● **SUPPLIED ENTRIES**:
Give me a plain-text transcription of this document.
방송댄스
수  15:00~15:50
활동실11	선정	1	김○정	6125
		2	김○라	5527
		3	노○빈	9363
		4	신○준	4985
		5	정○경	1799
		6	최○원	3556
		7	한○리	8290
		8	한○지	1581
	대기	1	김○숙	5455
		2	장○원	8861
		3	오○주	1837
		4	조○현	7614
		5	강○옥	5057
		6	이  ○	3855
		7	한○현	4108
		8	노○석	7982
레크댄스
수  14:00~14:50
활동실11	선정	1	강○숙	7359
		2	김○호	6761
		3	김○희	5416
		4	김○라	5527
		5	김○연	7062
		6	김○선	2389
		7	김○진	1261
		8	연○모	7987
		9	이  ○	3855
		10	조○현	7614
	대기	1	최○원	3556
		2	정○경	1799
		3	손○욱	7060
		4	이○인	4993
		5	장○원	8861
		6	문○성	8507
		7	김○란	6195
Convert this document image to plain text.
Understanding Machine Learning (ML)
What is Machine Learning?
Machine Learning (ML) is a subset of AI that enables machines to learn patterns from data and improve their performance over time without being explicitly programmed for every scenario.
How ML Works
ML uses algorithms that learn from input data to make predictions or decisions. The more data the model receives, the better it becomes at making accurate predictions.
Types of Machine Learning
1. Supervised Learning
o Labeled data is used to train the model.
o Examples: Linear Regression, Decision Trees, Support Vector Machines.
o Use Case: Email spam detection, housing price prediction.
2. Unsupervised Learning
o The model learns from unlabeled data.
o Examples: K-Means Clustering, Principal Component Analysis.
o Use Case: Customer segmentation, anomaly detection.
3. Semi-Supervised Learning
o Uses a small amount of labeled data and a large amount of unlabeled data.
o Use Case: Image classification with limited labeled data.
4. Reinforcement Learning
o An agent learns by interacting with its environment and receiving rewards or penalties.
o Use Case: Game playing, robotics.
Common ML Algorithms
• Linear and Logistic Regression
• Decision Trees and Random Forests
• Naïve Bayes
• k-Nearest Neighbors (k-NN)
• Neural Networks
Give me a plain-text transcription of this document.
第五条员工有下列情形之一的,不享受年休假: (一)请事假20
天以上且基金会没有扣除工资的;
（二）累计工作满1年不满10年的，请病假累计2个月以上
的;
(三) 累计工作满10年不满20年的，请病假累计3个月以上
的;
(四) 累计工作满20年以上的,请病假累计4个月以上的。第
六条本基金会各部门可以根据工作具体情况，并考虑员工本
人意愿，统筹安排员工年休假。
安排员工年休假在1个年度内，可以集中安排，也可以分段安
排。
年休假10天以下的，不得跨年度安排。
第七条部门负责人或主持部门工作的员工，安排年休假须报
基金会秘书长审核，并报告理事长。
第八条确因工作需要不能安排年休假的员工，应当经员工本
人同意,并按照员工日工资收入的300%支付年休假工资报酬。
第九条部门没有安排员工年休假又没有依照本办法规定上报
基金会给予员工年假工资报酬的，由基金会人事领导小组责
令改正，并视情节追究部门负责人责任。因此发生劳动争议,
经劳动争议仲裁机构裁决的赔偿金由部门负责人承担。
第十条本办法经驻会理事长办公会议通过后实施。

● **GIVEN REQUEST**:
Give every line of the material that includes the string "model".

● **RESULT**:
ML uses algorithms that learn from input data to make predictions or decisions. The more data the model receives, the better it becomes at making accurate predictions.
o Labeled data is used to train the model.
o The model learns from unlabeled data.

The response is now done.